━━━ DOCUMENT EXCERPT

With the horrors of the recent stabbings in Israel all over social media and newspapers and TV coverage at saturation point since that fateful Friday evening in Paris, had I somehow become desensitised to the likelihood of attack?

In the end, the children went by coach and had a fabulous day, despite spending a little too much time stuck in rush-hour traffic and not enough poring over Egyptian mummies.

All of our children have to wear a high-vis jacket

But, when the trip was over, the questions and the rumbling uncertainty that followed it remained. How vigilant do Jewish schools really need to be? Not only has our school increased its quota of security guards this year but new funding has created a pedestrian and vehicle security lock-in zone with high prison-style railings and staggered entry points that could even test James Bond.

As for trips, our school, like many Jewish schools, operates strict guidelines and has done for a long time.

As well as being accompanied by a dedicated security guard, all the children wear a high visibility jacket without the school name or logo, boys are expected to wear a cap instead of a kippah and their tzitzit -part of the everyday school uniform - must be tucked in. I call it camouflage; others call it blending in.

This vigilance by the school when it comes to protecting our children is impressive and designed to reassure. But, in the light of Paris and the current severe national threat level, is this no longer enough?

Are we now meant to chaperone our children in and out of our security-gated school premises on private coaches for fear a trip on public transport could expose them to too much risk? It is a worry that even the schools themselves aren't sure about, the coach in our case is only laid on at the insistence of parents, not of the school.

━━━━━━
━━━ LISTED RECORDS

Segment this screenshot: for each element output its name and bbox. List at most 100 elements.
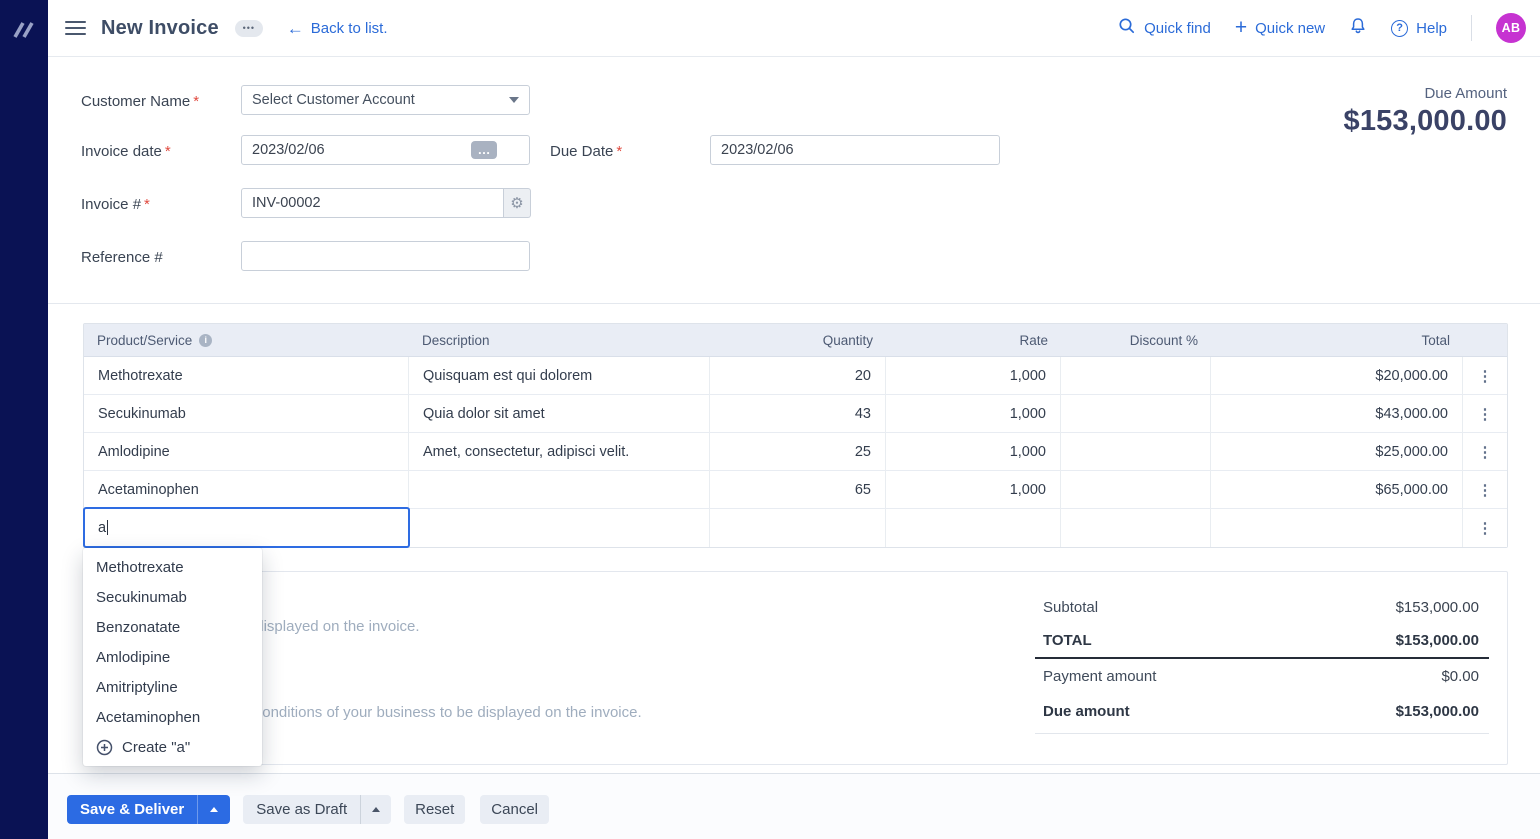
rate-cell[interactable]: 1,000 (886, 471, 1061, 509)
dropdown-option[interactable]: Methotrexate (83, 552, 262, 582)
help-button[interactable]: ? Help (1391, 19, 1447, 37)
product-search-input[interactable]: a (83, 507, 410, 548)
product-cell[interactable]: Secukinumab (84, 395, 409, 433)
reference-number-input[interactable] (241, 241, 530, 271)
description-cell[interactable]: Amet, consectetur, adipisci velit. (409, 433, 710, 471)
footer-action-bar: Save & Deliver Save as Draft Reset Cance… (48, 773, 1540, 839)
topbar-divider (1471, 15, 1472, 41)
dropdown-option[interactable]: Acetaminophen (83, 702, 262, 732)
column-header-product: Product/Service i (84, 324, 409, 357)
invoice-date-label: Invoice date * (81, 143, 171, 160)
total-row: TOTAL $153,000.00 (1035, 624, 1489, 659)
required-marker: * (164, 143, 171, 160)
cancel-button[interactable]: Cancel (480, 795, 549, 824)
back-to-list-link[interactable]: ← Back to list. (287, 20, 388, 37)
total-cell: $43,000.00 (1211, 395, 1463, 433)
more-actions-button[interactable]: ••• (234, 19, 263, 37)
caret-up-icon (210, 807, 219, 812)
row-menu-icon[interactable]: ⋮ (1463, 357, 1507, 395)
quantity-cell[interactable]: 43 (710, 395, 886, 433)
dropdown-option[interactable]: Amitriptyline (83, 672, 262, 702)
column-header-description: Description (409, 324, 710, 357)
user-avatar[interactable]: AB (1496, 13, 1526, 43)
app-rail (0, 0, 48, 839)
due-amount-row: Due amount $153,000.00 (1035, 694, 1489, 729)
rate-cell[interactable]: 1,000 (886, 357, 1061, 395)
due-amount-row-label: Due amount (1043, 703, 1130, 720)
table-row: Secukinumab Quia dolor sit amet 43 1,000… (84, 395, 1507, 433)
row-menu-icon[interactable]: ⋮ (1463, 433, 1507, 471)
rate-cell[interactable] (886, 509, 1061, 547)
subtotal-label: Subtotal (1043, 598, 1099, 616)
quick-find-button[interactable]: Quick find (1118, 17, 1211, 39)
quantity-cell[interactable]: 65 (710, 471, 886, 509)
menu-icon[interactable] (65, 20, 86, 36)
total-value: $153,000.00 (1395, 632, 1479, 649)
payment-amount-label: Payment amount (1043, 668, 1157, 685)
rate-cell[interactable]: 1,000 (886, 395, 1061, 433)
save-as-draft-button[interactable]: Save as Draft (243, 795, 360, 824)
table-new-row: a ⋮ (83, 507, 1507, 548)
row-menu-icon[interactable]: ⋮ (1463, 471, 1507, 509)
dropdown-option[interactable]: Amlodipine (83, 642, 262, 672)
subtotal-value: $153,000.00 (1395, 598, 1479, 616)
page-title: New Invoice (101, 16, 219, 39)
quantity-cell[interactable]: 25 (710, 433, 886, 471)
save-and-deliver-button[interactable]: Save & Deliver (67, 795, 197, 824)
product-cell[interactable]: Acetaminophen (84, 471, 409, 509)
save-as-draft-menu-button[interactable] (360, 795, 391, 824)
help-icon: ? (1391, 19, 1409, 37)
product-cell[interactable]: Amlodipine (84, 433, 409, 471)
total-cell: $25,000.00 (1211, 433, 1463, 471)
description-cell[interactable]: Quisquam est qui dolorem (409, 357, 710, 395)
invoice-number-input[interactable] (241, 188, 504, 218)
customer-select-placeholder: Select Customer Account (252, 92, 415, 108)
discount-cell[interactable] (1061, 509, 1211, 547)
total-cell: $20,000.00 (1211, 357, 1463, 395)
quick-new-label: Quick new (1255, 19, 1326, 37)
quantity-cell[interactable] (710, 509, 886, 547)
gear-icon[interactable]: ⚙ (504, 188, 531, 218)
description-cell[interactable] (409, 509, 710, 547)
date-picker-icon[interactable]: … (471, 141, 497, 159)
app-logo-icon[interactable] (11, 20, 37, 40)
required-marker: * (193, 93, 200, 110)
invoice-page: New Invoice ••• ← Back to list. Quick fi… (0, 0, 1540, 839)
customer-account-select[interactable]: Select Customer Account (241, 85, 530, 115)
rate-cell[interactable]: 1,000 (886, 433, 1061, 471)
info-icon[interactable]: i (199, 333, 213, 347)
discount-cell[interactable] (1061, 433, 1211, 471)
discount-cell[interactable] (1061, 471, 1211, 509)
reset-button[interactable]: Reset (404, 795, 466, 824)
description-cell[interactable] (409, 471, 710, 509)
search-icon (1118, 17, 1136, 39)
save-and-deliver-menu-button[interactable] (197, 795, 230, 824)
required-marker: * (144, 196, 150, 213)
notifications-button[interactable] (1349, 17, 1367, 39)
topbar: New Invoice ••• ← Back to list. Quick fi… (48, 0, 1540, 57)
quick-new-button[interactable]: + Quick new (1235, 17, 1326, 38)
dropdown-option[interactable]: Secukinumab (83, 582, 262, 612)
circle-plus-icon (96, 739, 113, 756)
description-cell[interactable]: Quia dolor sit amet (409, 395, 710, 433)
total-cell (1211, 509, 1463, 547)
row-menu-icon[interactable]: ⋮ (1463, 509, 1507, 547)
text-caret (107, 520, 109, 535)
chevron-down-icon (509, 97, 519, 103)
column-header-discount: Discount % (1061, 324, 1211, 357)
product-cell[interactable]: Methotrexate (84, 357, 409, 395)
due-amount-label: Due Amount (1424, 85, 1507, 102)
table-row: Methotrexate Quisquam est qui dolorem 20… (84, 357, 1507, 395)
column-header-actions (1463, 324, 1507, 357)
row-menu-icon[interactable]: ⋮ (1463, 395, 1507, 433)
bell-icon (1349, 17, 1367, 39)
create-product-option[interactable]: Create "a" (83, 732, 262, 762)
discount-cell[interactable] (1061, 357, 1211, 395)
section-divider (48, 303, 1540, 304)
total-cell: $65,000.00 (1211, 471, 1463, 509)
dropdown-option[interactable]: Benzonatate (83, 612, 262, 642)
discount-cell[interactable] (1061, 395, 1211, 433)
quantity-cell[interactable]: 20 (710, 357, 886, 395)
due-date-input[interactable] (710, 135, 1000, 165)
reference-number-label: Reference # (81, 249, 163, 266)
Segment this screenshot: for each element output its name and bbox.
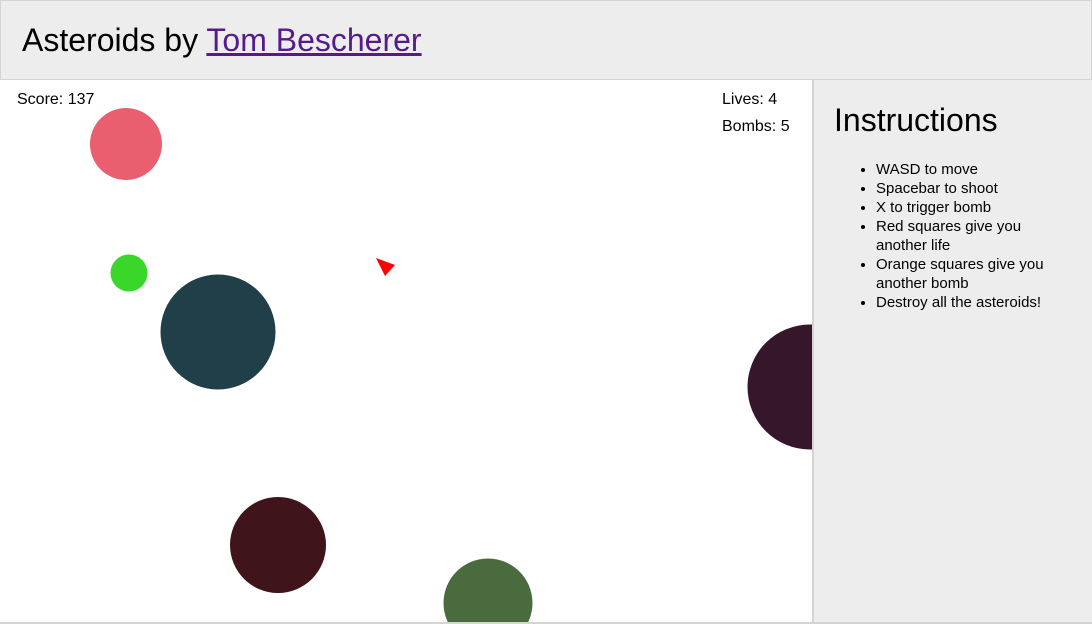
- asteroid-dark-purple: [747, 324, 812, 450]
- title-prefix: Asteroids by: [22, 22, 207, 58]
- game-field: [90, 108, 812, 622]
- instruction-item: Destroy all the asteroids!: [876, 293, 1074, 312]
- asteroid-dark-teal: [160, 274, 276, 390]
- asteroid-dark-maroon: [230, 497, 326, 593]
- instruction-item: Spacebar to shoot: [876, 179, 1074, 198]
- author-link[interactable]: Tom Bescherer: [206, 22, 421, 58]
- instructions-panel: Instructions WASD to move Spacebar to sh…: [812, 80, 1092, 622]
- game-canvas[interactable]: Score: 137 Lives: 4 Bombs: 5: [0, 80, 812, 622]
- asteroid-pink: [90, 108, 162, 180]
- instructions-title: Instructions: [834, 102, 998, 138]
- score-display: Score: 137: [17, 91, 95, 108]
- instruction-item: WASD to move: [876, 160, 1074, 179]
- lives-display: Lives: 4: [722, 91, 778, 108]
- page-header: Asteroids by Tom Bescherer: [0, 0, 1092, 80]
- player-ship: [376, 258, 395, 276]
- instructions-list: WASD to move Spacebar to shoot X to trig…: [834, 160, 1074, 312]
- instruction-item: Orange squares give you another bomb: [876, 255, 1074, 293]
- instruction-item: Red squares give you another life: [876, 217, 1074, 255]
- asteroid-olive-green: [443, 558, 533, 622]
- asteroid-small-green: [110, 254, 148, 292]
- page-title: Asteroids by Tom Bescherer: [22, 20, 422, 60]
- bombs-display: Bombs: 5: [722, 118, 790, 135]
- instruction-item: X to trigger bomb: [876, 198, 1074, 217]
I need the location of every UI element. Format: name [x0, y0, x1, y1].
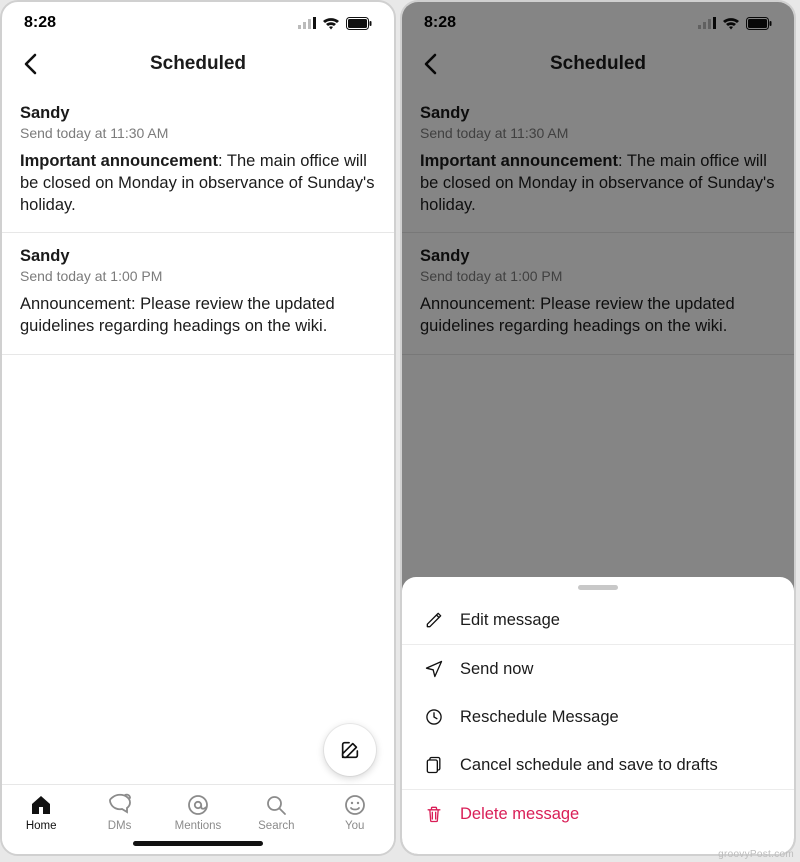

━━━━━━

**REQUESTS:**
a – Can you summarize the piece on Jewish school security in two sentences?
b – Could you carry on the piece about Jewish school security from its final sentence?
The records have no connection to the piece on Jewish school security.

**TASK-BY-TASK OUTPUTS:**
a – After a school trip that went by coach, the writer asks how vigilant Jewish schools really need to be, noting that the school has added security guards this year and built a pedestrian and vehicle security lock-in zone. On trips, children have a dedicated security guard and wear high-visibility jackets without the school name or logo, and boys wear caps instead of kippahs with their tzitzit tucked in, yet the writer wonders whether this is still enough after Paris and under the severe national threat level, pointing out that the coach was provided only because parents insisted.

b –
''After incidents like Paris it is only natural that parents will worry that it might mark the beginning of a new terrorist campaign or encourage a copycat incident in this country and be fearful of sending their children on public transport,'' says Mark Gardner, Director of Communications at Community Security Trust (CST). ''On the Saturday night after the Paris attacks, we sent a security advisory notice to every Jewish school after a discussion with the police and government to explain there was no evidence of a higher threat to Jews at this time, but it is up to each school to make their own risk assessment. Would CST have complained if children were going on school trips by tube? No. But it's up to the school to adapt its plans according to the reaction of the parents and going by coach is likely to be more secure than public transport."

So, in terms of security, it seems our school's decision to alter the children's travel plans at the last minute was a reasonable one to make, especially in the light of the three-day lock-down continuing in Brussels as I write, with its metro, shopping centres and public buildings closed.

Still, I can't help but think of all those Parisians sitting in their coffee shops after the attacks, brazenly drinking their café au laits and puffing on their Gauloises, their chins set to stubborn as they talked of defiance and the terrorists' inability to alter their way of life.

To hide and be afraid is to let them win, was their overriding message.

And yet our reaction, albeit based on threats and acts of terror against the Jewish community worldwide that pre-date Paris, seems grounded more in fear.

Perhaps that is simply our inheritance; to kvetch about security for our children on school trips at the same time as deciding how many chocolate biscuits to put in their lunchbox. We get on with our lives but we worry; nothing new there.